> _TASK BRIEF_: Below are the records; copy each line in them that holds the word "about".

______________________________

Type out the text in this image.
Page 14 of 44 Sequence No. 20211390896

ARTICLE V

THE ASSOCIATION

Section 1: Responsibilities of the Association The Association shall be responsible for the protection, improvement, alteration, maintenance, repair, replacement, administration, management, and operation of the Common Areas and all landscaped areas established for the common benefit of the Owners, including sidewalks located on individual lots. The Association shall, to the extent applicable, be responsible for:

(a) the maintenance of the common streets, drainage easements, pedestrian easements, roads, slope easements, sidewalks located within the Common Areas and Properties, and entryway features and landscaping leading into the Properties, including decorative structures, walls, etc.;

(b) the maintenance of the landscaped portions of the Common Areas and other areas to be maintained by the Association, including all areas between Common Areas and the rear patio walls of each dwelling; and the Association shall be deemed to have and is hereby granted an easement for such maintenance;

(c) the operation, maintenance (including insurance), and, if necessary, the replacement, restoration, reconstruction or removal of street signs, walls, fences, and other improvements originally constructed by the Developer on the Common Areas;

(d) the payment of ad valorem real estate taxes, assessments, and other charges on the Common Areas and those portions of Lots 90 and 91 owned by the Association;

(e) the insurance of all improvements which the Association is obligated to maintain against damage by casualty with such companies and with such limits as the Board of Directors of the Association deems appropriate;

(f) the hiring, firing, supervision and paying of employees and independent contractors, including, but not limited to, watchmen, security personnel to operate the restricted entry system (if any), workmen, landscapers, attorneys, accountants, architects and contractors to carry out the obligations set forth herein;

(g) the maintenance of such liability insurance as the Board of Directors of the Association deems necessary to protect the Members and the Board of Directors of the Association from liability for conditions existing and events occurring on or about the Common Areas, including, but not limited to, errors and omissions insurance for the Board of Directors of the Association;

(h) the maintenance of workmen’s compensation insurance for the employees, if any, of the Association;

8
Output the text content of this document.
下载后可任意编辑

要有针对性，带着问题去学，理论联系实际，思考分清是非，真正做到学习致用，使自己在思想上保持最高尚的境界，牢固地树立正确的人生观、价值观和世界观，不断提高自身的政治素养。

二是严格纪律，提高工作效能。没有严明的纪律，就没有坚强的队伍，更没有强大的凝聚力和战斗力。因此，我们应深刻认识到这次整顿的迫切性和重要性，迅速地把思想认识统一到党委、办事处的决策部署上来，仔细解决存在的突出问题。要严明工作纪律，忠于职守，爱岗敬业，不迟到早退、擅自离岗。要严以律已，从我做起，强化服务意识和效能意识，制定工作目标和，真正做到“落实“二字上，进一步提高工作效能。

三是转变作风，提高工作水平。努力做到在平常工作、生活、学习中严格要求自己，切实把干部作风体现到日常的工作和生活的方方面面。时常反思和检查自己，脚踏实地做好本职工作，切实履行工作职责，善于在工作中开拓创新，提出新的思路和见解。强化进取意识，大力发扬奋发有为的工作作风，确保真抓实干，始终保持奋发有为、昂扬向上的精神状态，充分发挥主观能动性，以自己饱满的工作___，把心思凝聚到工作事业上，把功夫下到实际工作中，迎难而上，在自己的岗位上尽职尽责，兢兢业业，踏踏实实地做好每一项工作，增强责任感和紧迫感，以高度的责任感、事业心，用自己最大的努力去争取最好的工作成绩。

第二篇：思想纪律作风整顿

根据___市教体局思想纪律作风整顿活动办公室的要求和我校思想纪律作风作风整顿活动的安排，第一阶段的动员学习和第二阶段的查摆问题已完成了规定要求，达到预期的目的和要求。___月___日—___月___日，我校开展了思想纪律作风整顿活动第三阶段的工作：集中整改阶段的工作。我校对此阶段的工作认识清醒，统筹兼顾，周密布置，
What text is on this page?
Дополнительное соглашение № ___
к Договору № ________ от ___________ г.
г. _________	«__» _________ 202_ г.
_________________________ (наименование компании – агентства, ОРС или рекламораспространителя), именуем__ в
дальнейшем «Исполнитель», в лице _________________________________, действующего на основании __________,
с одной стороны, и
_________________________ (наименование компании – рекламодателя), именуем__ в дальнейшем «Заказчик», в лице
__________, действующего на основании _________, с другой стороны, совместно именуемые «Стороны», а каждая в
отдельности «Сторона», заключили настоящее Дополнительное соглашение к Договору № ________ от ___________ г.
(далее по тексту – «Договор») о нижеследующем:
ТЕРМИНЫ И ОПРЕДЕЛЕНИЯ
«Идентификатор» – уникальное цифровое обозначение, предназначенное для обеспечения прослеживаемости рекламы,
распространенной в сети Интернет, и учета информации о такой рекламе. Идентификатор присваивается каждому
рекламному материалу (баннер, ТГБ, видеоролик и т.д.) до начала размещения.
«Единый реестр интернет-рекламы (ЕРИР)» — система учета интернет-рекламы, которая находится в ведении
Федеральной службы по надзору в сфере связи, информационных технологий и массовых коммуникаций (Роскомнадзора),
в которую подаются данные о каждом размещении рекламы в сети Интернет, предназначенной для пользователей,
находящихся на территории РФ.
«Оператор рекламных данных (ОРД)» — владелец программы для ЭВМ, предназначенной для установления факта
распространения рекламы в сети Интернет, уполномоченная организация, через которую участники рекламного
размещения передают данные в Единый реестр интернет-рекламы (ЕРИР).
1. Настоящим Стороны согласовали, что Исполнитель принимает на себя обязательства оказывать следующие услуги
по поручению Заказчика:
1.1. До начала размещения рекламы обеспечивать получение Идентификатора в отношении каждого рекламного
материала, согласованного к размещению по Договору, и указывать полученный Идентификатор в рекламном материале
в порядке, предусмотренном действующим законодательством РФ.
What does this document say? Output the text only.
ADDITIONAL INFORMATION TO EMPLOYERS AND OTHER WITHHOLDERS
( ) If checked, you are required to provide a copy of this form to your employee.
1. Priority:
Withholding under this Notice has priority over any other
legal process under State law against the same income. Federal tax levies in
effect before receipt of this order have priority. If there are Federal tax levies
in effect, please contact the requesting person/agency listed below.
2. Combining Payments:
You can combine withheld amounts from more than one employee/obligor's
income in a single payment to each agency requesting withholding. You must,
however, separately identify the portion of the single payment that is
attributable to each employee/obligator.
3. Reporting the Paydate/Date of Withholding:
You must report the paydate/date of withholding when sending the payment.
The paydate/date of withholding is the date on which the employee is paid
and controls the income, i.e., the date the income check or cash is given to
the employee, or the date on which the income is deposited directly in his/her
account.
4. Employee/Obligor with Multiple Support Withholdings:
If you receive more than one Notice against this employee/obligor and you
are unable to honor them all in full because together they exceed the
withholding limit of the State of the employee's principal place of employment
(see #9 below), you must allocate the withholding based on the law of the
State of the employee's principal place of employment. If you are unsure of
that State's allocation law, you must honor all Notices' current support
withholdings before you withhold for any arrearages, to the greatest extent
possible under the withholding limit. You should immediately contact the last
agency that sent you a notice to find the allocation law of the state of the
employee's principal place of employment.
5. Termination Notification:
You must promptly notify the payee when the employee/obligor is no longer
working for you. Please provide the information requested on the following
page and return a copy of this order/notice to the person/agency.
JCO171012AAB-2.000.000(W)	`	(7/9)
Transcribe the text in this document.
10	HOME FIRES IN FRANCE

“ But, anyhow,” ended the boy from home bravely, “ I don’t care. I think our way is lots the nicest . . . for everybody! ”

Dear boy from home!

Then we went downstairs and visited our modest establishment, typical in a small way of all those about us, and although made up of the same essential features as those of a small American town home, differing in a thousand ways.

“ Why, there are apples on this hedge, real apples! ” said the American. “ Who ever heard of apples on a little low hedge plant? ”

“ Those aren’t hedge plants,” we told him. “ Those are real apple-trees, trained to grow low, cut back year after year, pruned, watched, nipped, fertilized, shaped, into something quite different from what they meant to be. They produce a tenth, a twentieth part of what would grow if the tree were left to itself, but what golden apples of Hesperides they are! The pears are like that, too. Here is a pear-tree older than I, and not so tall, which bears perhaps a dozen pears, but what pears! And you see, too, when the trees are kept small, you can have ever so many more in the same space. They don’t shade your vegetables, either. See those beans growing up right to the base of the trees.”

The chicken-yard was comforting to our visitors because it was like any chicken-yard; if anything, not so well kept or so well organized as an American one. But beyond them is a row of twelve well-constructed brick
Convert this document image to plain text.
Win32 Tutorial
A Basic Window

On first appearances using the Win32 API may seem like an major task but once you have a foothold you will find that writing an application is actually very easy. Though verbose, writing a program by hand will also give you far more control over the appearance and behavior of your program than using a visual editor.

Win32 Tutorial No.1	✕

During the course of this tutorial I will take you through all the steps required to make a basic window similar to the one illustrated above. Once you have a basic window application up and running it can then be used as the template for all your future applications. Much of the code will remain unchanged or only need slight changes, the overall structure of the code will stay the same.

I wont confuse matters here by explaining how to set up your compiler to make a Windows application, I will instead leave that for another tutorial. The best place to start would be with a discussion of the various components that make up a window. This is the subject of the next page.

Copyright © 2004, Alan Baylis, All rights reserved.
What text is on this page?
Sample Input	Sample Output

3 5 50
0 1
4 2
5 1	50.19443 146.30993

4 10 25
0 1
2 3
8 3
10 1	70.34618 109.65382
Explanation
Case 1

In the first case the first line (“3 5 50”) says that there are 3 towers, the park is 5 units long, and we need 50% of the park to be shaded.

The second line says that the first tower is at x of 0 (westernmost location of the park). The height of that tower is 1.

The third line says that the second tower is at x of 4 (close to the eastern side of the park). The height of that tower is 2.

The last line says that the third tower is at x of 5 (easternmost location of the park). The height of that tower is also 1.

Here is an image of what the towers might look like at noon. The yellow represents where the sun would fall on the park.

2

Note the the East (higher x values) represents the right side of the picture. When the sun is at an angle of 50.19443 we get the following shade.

______________________________

> _SOLVED EXERCISE_:
(g) the maintenance of such liability insurance as the Board of Directors of the Association deems necessary to protect the Members and the Board of Directors of the Association from liability for conditions existing and events occurring on or about the Common Areas, including, but not limited to, errors and omissions insurance for the Board of Directors of the Association;
Then we went downstairs and visited our modest establishment, typical in a small way of all those about us, and although made up of the same essential features as those of a small American town home, differing in a thousand ways.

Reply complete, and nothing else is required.